╔══

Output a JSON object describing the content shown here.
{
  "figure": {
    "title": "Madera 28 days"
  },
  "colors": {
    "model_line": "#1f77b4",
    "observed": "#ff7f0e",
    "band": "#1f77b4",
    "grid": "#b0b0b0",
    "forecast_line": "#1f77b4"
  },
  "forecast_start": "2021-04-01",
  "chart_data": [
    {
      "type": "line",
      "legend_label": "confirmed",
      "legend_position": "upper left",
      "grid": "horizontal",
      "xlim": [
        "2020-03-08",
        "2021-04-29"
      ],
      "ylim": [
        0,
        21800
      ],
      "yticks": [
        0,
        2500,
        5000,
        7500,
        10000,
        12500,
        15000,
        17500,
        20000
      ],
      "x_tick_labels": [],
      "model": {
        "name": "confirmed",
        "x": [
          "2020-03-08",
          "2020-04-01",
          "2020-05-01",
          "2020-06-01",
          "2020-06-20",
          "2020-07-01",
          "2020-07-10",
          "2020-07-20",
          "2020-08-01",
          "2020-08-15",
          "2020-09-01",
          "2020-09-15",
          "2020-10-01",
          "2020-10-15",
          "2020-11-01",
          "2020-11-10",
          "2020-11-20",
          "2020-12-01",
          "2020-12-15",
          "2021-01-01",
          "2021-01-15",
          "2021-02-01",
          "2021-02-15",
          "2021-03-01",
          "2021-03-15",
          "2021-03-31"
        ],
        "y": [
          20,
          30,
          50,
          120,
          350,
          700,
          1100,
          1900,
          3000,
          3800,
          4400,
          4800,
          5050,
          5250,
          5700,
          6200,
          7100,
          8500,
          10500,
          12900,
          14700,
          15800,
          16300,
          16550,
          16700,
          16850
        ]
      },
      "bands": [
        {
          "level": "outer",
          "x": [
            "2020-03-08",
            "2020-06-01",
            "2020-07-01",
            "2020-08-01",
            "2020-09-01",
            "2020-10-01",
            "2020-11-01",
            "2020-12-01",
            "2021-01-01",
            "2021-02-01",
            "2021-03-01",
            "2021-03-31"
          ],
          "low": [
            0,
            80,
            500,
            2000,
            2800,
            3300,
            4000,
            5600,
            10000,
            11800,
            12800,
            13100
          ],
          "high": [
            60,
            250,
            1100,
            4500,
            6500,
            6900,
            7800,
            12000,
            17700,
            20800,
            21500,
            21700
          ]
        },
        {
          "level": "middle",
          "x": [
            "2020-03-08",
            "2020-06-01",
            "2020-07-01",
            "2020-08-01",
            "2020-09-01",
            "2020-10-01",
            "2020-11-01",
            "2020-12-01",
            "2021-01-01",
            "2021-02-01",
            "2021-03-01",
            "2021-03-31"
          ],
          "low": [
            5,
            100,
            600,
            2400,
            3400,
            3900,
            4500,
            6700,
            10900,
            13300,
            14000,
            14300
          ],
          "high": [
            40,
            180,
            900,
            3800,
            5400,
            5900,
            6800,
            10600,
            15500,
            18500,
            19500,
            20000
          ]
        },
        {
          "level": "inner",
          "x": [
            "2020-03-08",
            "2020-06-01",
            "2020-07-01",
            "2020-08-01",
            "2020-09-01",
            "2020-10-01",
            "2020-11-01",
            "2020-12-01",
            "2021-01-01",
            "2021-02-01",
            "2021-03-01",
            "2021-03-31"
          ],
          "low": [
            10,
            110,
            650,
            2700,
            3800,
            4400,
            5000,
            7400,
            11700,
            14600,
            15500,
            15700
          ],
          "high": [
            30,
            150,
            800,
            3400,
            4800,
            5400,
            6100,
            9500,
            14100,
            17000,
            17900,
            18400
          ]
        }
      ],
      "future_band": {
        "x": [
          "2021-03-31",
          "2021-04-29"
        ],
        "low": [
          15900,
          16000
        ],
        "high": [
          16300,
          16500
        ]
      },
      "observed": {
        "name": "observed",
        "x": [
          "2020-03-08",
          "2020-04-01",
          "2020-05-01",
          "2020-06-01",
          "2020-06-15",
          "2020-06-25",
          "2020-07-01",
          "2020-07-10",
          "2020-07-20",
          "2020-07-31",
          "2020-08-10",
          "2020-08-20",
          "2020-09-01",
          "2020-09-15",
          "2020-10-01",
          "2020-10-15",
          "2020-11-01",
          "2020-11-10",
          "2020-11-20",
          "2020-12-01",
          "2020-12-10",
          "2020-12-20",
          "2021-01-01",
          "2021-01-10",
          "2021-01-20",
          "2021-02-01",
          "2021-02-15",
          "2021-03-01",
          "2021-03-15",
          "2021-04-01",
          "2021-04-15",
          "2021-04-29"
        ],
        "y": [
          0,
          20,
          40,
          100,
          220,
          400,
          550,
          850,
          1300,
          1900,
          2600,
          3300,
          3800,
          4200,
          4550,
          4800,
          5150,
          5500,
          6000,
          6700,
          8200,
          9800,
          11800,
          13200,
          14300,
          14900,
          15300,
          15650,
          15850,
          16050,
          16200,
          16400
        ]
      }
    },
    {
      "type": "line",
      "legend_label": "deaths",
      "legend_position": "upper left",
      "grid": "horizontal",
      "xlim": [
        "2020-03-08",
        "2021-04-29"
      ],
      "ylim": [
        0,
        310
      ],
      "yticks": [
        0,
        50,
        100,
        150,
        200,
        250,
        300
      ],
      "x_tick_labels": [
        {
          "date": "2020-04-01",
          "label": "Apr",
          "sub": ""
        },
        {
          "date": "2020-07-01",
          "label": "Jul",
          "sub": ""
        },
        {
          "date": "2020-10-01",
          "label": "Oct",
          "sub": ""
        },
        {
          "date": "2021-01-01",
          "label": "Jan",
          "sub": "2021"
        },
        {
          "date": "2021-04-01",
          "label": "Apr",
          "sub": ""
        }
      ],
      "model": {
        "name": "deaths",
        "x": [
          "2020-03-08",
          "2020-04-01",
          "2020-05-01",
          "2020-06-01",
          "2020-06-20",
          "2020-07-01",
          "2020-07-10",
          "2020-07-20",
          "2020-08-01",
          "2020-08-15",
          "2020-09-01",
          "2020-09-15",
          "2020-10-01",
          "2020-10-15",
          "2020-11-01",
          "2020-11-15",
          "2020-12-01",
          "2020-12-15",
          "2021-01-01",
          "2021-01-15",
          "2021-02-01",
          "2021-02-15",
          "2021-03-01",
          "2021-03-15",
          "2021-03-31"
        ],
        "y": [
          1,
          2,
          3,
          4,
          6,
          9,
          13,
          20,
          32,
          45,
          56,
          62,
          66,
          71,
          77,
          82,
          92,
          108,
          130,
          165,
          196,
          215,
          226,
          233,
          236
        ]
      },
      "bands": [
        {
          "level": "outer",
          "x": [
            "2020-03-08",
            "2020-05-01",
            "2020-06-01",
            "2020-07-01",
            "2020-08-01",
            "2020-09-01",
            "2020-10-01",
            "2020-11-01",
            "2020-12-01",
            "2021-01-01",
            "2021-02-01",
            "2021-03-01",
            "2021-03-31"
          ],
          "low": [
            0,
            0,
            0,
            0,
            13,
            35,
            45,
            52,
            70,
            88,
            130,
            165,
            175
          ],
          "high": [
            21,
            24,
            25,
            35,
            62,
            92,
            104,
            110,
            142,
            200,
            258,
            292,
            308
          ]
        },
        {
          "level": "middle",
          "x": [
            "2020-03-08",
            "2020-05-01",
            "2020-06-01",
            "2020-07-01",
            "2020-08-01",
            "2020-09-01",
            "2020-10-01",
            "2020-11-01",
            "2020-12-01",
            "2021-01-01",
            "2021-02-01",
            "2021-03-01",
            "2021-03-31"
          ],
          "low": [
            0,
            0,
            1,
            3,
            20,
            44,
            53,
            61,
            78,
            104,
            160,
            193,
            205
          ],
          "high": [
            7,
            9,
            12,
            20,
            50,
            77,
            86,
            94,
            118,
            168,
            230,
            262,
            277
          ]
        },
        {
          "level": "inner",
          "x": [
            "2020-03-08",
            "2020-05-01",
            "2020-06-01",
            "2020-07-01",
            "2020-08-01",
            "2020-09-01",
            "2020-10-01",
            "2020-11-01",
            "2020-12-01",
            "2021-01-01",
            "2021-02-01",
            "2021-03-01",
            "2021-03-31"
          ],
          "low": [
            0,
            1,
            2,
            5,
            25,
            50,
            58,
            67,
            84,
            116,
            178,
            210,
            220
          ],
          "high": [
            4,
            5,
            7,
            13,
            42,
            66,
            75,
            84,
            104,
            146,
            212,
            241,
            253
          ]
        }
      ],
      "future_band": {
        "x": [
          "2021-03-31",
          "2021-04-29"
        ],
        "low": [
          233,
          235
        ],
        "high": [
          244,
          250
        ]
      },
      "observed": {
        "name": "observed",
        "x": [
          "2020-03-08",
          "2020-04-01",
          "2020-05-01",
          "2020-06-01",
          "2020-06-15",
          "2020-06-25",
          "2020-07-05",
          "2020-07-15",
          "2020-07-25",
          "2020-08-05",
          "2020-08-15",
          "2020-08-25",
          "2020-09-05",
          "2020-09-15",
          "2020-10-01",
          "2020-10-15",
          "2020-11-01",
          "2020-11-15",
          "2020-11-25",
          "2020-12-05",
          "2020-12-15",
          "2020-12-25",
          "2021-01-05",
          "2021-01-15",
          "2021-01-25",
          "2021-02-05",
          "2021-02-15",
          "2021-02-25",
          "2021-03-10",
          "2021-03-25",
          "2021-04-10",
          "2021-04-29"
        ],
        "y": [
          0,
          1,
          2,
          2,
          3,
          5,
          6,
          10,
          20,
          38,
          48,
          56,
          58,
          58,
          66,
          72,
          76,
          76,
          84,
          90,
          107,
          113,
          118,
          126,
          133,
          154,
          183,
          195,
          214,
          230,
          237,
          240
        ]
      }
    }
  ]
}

╚══

* **Work required**: Using the records above, copy each line that contains "confirmed".

* **Task solution**:
      "legend_label": "confirmed",
        "name": "confirmed",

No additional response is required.